Problem description
Review the material and extract every line in which the word "Output" occurs.

··· Data for the task

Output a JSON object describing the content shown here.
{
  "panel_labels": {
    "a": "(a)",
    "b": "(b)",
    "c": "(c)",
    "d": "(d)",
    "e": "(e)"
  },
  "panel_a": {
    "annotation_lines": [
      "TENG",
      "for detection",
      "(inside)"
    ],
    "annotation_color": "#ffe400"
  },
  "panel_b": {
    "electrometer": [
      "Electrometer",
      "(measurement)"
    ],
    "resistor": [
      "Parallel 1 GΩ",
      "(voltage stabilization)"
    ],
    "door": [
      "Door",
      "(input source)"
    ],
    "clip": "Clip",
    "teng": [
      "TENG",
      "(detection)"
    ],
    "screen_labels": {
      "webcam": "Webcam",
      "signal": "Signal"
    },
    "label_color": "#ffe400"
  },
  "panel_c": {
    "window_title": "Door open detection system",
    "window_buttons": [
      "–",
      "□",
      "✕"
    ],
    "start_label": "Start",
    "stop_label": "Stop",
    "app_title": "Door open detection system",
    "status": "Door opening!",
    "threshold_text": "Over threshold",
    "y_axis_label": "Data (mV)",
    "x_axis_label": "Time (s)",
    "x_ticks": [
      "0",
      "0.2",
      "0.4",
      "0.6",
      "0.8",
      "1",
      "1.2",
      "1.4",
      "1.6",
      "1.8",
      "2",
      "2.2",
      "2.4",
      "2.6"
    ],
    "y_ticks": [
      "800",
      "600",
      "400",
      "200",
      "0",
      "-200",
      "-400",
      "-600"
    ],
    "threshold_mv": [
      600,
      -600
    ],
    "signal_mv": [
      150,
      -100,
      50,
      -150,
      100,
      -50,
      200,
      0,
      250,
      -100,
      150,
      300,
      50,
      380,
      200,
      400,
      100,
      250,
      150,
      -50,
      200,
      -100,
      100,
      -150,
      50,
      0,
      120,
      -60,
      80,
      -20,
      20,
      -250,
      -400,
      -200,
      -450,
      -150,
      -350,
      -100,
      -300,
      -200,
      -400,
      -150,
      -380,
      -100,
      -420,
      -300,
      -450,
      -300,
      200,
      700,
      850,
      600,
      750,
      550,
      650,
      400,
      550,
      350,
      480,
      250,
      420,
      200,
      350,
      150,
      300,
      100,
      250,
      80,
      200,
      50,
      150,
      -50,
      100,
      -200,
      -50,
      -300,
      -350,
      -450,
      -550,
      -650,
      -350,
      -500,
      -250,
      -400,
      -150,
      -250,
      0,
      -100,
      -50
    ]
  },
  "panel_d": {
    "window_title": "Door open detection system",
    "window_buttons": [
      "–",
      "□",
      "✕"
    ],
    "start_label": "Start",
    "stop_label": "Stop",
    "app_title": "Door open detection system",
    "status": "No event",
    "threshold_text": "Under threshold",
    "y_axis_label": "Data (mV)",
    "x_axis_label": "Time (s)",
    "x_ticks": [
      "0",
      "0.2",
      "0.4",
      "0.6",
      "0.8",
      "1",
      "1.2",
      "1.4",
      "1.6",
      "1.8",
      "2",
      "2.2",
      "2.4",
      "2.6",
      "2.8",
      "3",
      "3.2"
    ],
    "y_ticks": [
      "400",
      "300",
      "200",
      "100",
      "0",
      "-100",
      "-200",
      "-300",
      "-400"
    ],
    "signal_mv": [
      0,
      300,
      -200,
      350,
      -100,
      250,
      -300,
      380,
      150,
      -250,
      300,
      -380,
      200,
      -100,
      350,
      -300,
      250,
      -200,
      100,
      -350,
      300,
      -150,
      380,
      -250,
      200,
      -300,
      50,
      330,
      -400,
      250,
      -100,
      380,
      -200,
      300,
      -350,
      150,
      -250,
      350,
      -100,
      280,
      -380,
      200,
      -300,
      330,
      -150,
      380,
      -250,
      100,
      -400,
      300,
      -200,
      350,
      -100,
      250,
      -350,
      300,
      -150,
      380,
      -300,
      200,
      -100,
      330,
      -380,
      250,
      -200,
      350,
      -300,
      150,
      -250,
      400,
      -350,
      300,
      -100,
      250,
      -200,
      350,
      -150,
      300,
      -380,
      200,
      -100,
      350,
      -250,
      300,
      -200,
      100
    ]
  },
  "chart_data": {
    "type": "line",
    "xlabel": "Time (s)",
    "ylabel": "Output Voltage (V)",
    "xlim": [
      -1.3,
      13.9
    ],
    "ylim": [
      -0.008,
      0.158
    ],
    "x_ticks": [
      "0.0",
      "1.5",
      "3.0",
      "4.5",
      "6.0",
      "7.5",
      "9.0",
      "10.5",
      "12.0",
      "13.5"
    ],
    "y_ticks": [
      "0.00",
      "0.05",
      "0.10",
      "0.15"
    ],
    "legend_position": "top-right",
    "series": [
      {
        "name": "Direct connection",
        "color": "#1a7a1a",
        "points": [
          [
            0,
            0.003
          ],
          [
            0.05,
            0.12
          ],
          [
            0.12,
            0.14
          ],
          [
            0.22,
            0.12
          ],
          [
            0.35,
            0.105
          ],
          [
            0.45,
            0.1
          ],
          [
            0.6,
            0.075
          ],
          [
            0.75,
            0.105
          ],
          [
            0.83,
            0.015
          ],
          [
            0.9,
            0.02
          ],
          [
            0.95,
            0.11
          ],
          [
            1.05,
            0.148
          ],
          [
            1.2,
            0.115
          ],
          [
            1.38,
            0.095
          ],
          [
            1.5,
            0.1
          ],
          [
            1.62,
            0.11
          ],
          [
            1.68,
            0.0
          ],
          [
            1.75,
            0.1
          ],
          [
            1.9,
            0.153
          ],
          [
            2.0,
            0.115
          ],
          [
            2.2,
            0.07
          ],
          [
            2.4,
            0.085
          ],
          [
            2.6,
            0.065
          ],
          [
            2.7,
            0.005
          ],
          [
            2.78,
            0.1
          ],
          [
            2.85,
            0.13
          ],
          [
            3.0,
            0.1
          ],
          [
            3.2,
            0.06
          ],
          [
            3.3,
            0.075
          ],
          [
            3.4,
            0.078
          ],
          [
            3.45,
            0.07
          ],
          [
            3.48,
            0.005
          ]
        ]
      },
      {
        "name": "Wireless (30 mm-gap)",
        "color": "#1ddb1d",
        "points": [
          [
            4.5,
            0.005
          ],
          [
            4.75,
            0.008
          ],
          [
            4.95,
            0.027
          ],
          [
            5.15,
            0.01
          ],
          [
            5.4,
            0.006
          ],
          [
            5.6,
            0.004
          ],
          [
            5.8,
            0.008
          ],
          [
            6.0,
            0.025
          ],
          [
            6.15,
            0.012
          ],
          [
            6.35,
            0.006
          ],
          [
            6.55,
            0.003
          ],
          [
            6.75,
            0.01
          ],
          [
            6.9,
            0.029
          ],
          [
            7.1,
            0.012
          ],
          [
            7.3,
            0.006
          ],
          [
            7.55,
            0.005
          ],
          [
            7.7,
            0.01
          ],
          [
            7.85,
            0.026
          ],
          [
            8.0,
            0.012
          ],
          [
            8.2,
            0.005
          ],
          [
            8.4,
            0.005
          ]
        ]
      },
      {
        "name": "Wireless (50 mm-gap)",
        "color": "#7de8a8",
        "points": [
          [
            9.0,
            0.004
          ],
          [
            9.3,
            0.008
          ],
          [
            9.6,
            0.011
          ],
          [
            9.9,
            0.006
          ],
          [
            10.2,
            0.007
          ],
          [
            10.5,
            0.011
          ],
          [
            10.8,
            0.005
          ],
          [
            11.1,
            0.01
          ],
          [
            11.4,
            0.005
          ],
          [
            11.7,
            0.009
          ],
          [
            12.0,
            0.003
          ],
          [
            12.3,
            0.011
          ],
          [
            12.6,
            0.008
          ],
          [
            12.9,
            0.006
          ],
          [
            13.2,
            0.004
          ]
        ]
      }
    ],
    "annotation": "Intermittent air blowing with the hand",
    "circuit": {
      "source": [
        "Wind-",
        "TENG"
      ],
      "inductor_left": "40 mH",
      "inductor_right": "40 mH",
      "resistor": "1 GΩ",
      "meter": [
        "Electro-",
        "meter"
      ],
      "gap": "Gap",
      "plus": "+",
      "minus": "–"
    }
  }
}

······

Final answer
Output a JSON object describing the content shown here.
    "ylabel": "Output Voltage (V)",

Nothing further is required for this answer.